- [Problem to work on]
Search the data for the word "relative". Reproduce every line where it is found.

- [Recorded information]
[Begin]

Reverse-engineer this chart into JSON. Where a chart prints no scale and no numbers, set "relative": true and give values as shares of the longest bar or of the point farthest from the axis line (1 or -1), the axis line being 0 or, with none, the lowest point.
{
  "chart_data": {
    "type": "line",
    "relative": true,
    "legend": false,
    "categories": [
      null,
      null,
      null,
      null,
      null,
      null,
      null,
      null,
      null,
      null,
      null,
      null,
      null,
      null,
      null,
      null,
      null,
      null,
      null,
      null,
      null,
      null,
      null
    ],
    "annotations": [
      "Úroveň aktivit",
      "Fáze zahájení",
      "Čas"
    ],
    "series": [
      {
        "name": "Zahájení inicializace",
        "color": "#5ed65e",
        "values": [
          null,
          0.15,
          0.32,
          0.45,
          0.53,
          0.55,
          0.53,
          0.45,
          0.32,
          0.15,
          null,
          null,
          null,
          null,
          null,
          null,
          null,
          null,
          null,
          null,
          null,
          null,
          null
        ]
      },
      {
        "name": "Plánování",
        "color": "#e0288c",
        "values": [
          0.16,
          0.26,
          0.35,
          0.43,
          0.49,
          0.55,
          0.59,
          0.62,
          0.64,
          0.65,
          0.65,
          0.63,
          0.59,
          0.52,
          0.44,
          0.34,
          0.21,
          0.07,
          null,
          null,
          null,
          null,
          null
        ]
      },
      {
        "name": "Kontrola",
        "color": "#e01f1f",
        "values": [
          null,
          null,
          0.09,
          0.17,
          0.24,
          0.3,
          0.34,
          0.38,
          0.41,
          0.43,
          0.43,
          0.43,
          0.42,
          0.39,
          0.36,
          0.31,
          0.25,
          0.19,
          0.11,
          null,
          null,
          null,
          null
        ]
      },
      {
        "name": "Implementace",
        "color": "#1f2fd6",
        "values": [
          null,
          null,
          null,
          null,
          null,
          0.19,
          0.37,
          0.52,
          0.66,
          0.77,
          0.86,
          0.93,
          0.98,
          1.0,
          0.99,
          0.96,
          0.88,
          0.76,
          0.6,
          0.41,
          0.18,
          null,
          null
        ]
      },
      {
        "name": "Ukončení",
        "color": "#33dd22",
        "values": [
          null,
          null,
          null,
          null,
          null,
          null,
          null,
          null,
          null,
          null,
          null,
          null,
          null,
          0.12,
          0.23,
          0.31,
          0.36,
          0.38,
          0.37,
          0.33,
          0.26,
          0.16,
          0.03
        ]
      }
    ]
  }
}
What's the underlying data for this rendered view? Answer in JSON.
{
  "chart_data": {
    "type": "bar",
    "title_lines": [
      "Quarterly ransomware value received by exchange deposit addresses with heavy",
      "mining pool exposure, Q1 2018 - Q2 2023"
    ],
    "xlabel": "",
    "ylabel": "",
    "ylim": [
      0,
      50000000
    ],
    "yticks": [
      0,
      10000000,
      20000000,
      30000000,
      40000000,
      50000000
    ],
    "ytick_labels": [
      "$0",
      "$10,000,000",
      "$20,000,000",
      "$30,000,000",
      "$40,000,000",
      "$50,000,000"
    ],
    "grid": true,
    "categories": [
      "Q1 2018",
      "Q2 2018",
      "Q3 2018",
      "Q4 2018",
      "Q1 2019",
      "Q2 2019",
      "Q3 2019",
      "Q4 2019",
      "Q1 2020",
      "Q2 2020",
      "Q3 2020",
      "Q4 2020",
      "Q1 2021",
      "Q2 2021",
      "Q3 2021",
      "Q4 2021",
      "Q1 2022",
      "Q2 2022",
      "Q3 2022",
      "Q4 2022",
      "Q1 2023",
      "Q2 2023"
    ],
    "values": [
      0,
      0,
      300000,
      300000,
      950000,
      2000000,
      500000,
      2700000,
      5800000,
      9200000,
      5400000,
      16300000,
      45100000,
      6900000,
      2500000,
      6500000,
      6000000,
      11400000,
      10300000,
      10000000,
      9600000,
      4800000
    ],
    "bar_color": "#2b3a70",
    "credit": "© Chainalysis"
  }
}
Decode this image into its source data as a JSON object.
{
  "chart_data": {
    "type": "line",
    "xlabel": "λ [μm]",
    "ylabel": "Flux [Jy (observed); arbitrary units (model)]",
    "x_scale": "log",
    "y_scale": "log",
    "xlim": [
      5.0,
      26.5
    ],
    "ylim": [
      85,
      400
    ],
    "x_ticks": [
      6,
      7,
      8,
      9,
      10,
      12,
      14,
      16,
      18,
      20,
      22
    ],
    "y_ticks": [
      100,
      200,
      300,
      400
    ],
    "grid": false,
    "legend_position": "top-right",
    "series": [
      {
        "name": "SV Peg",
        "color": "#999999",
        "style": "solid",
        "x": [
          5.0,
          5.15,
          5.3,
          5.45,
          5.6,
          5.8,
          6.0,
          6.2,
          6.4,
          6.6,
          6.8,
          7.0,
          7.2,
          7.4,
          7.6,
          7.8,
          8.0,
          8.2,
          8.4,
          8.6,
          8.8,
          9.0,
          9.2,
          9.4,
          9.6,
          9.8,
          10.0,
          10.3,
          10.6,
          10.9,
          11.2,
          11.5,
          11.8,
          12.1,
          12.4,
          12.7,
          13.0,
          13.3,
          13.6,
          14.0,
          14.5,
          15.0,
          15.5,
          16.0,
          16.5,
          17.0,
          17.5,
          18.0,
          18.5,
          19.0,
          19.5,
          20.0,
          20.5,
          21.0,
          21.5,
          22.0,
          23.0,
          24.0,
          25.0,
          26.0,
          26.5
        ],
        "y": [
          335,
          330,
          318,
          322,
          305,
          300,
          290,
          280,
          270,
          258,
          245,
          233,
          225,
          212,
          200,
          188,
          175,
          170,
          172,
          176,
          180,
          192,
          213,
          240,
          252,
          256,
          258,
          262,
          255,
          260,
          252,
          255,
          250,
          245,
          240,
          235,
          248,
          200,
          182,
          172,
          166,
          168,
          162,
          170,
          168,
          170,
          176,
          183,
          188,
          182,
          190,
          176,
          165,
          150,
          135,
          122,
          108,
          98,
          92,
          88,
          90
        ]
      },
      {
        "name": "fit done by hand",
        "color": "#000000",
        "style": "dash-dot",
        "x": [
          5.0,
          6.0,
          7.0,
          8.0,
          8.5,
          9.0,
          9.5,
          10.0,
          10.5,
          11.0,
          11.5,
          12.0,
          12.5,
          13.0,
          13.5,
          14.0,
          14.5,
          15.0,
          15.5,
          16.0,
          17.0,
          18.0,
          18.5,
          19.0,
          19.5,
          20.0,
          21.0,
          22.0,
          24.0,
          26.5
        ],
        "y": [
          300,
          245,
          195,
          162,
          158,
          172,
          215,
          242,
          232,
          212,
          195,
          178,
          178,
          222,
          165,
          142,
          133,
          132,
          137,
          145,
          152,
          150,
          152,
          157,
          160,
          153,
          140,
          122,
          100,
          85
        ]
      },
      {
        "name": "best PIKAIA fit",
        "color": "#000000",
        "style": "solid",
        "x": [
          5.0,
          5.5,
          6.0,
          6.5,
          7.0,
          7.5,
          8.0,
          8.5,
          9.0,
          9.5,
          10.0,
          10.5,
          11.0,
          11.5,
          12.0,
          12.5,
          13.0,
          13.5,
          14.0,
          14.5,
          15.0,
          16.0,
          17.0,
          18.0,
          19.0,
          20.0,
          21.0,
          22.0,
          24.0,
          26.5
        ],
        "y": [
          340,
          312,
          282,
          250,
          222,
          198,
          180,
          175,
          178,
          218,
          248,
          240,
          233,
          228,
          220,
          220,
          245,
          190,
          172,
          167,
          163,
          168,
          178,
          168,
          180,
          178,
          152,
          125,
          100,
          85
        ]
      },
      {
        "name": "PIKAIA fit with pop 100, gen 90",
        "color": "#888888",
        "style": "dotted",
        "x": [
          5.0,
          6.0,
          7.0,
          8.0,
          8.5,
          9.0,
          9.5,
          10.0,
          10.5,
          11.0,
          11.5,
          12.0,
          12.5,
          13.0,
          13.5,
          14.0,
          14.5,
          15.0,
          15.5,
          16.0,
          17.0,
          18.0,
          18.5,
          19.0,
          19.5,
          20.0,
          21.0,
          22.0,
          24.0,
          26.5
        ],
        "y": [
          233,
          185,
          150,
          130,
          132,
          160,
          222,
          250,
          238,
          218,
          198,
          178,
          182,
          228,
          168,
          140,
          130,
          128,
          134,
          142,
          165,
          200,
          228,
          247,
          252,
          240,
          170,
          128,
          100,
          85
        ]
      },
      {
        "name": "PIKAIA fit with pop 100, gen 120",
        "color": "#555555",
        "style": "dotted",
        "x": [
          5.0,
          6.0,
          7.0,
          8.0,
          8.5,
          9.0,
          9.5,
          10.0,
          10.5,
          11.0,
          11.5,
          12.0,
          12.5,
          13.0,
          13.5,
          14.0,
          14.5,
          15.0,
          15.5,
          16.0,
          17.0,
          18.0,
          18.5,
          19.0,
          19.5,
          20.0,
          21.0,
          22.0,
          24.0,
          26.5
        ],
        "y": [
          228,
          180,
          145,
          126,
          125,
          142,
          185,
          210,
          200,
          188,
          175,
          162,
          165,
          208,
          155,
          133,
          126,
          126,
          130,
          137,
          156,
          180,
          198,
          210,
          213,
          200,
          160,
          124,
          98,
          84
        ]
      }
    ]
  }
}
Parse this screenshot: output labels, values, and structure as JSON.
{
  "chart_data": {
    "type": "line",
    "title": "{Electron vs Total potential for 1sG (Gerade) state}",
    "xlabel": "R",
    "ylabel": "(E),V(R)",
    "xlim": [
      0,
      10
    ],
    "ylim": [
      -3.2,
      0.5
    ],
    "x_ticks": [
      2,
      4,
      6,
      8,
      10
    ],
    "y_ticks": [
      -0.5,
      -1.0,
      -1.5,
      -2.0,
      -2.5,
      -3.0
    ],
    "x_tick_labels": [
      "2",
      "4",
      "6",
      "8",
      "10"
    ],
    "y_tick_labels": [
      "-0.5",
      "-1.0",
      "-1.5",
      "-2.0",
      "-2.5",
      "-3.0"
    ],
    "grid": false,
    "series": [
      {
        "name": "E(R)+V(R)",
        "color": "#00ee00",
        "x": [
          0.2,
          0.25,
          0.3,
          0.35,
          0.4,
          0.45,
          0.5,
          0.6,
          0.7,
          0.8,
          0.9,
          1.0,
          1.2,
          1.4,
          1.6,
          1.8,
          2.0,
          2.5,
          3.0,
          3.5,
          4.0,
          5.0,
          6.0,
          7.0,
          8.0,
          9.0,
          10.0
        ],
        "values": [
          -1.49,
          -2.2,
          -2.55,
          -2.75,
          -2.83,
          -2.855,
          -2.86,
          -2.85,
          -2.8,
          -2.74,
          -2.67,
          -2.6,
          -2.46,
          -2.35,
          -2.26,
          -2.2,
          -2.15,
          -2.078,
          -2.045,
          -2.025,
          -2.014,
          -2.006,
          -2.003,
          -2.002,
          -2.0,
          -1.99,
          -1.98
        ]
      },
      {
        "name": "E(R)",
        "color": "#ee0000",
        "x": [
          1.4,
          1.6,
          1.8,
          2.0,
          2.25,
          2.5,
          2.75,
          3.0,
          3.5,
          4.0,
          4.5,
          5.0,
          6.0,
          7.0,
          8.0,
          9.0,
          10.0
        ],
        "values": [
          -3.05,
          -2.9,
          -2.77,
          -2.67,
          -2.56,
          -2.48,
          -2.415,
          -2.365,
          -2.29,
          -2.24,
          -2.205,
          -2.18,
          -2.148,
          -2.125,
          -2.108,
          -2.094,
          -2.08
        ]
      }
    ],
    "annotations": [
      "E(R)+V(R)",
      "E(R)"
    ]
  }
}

[End]

- [Task output]
Reverse-engineer this chart into JSON. Where a chart prints no scale and no numbers, set "relative": true and give values as shares of the longest bar or of the point farthest from the axis line (1 or -1), the axis line being 0 or, with none, the lowest point.
    "relative": true,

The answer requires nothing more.